**Task brief**
Go through the records underneath and write each one out again exactly.

[BEGIN]

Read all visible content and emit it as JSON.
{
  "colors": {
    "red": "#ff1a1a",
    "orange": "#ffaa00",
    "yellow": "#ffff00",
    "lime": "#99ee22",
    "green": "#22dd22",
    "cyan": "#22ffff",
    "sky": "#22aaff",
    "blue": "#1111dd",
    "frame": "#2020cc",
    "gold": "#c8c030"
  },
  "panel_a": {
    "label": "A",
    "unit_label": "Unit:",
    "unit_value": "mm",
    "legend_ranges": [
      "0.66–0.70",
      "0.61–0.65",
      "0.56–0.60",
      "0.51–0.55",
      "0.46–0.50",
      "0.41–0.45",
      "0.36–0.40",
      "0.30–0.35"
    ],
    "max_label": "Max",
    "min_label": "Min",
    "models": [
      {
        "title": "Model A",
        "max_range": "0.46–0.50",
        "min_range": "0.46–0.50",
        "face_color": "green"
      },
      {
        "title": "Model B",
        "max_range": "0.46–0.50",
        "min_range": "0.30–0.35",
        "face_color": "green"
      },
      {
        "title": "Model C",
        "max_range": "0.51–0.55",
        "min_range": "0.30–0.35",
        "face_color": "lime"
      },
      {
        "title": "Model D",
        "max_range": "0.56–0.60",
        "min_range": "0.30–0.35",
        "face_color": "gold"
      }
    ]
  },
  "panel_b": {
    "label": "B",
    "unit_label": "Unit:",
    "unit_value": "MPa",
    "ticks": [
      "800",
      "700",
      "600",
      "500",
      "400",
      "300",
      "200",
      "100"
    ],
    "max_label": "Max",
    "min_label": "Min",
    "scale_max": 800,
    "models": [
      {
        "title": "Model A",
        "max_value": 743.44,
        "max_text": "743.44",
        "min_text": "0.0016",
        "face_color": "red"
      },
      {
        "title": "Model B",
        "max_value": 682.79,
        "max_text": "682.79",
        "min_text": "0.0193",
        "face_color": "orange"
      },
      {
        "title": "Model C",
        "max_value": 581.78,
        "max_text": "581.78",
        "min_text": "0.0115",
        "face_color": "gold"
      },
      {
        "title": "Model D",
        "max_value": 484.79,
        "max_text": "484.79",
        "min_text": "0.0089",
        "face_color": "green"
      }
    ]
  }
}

[END]

**Result of this exercise**
Read all visible content and emit it as JSON.
{
  "colors": {
    "red": "#ff1a1a",
    "orange": "#ffaa00",
    "yellow": "#ffff00",
    "lime": "#99ee22",
    "green": "#22dd22",
    "cyan": "#22ffff",
    "sky": "#22aaff",
    "blue": "#1111dd",
    "frame": "#2020cc",
    "gold": "#c8c030"
  },
  "panel_a": {
    "label": "A",
    "unit_label": "Unit:",
    "unit_value": "mm",
    "legend_ranges": [
      "0.66–0.70",
      "0.61–0.65",
      "0.56–0.60",
      "0.51–0.55",
      "0.46–0.50",
      "0.41–0.45",
      "0.36–0.40",
      "0.30–0.35"
    ],
    "max_label": "Max",
    "min_label": "Min",
    "models": [
      {
        "title": "Model A",
        "max_range": "0.46–0.50",
        "min_range": "0.46–0.50",
        "face_color": "green"
      },
      {
        "title": "Model B",
        "max_range": "0.46–0.50",
        "min_range": "0.30–0.35",
        "face_color": "green"
      },
      {
        "title": "Model C",
        "max_range": "0.51–0.55",
        "min_range": "0.30–0.35",
        "face_color": "lime"
      },
      {
        "title": "Model D",
        "max_range": "0.56–0.60",
        "min_range": "0.30–0.35",
        "face_color": "gold"
      }
    ]
  },
  "panel_b": {
    "label": "B",
    "unit_label": "Unit:",
    "unit_value": "MPa",
    "ticks": [
      "800",
      "700",
      "600",
      "500",
      "400",
      "300",
      "200",
      "100"
    ],
    "max_label": "Max",
    "min_label": "Min",
    "scale_max": 800,
    "models": [
      {
        "title": "Model A",
        "max_value": 743.44,
        "max_text": "743.44",
        "min_text": "0.0016",
        "face_color": "red"
      },
      {
        "title": "Model B",
        "max_value": 682.79,
        "max_text": "682.79",
        "min_text": "0.0193",
        "face_color": "orange"
      },
      {
        "title": "Model C",
        "max_value": 581.78,
        "max_text": "581.78",
        "min_text": "0.0115",
        "face_color": "gold"
      },
      {
        "title": "Model D",
        "max_value": 484.79,
        "max_text": "484.79",
        "min_text": "0.0089",
        "face_color": "green"
      }
    ]
  }
}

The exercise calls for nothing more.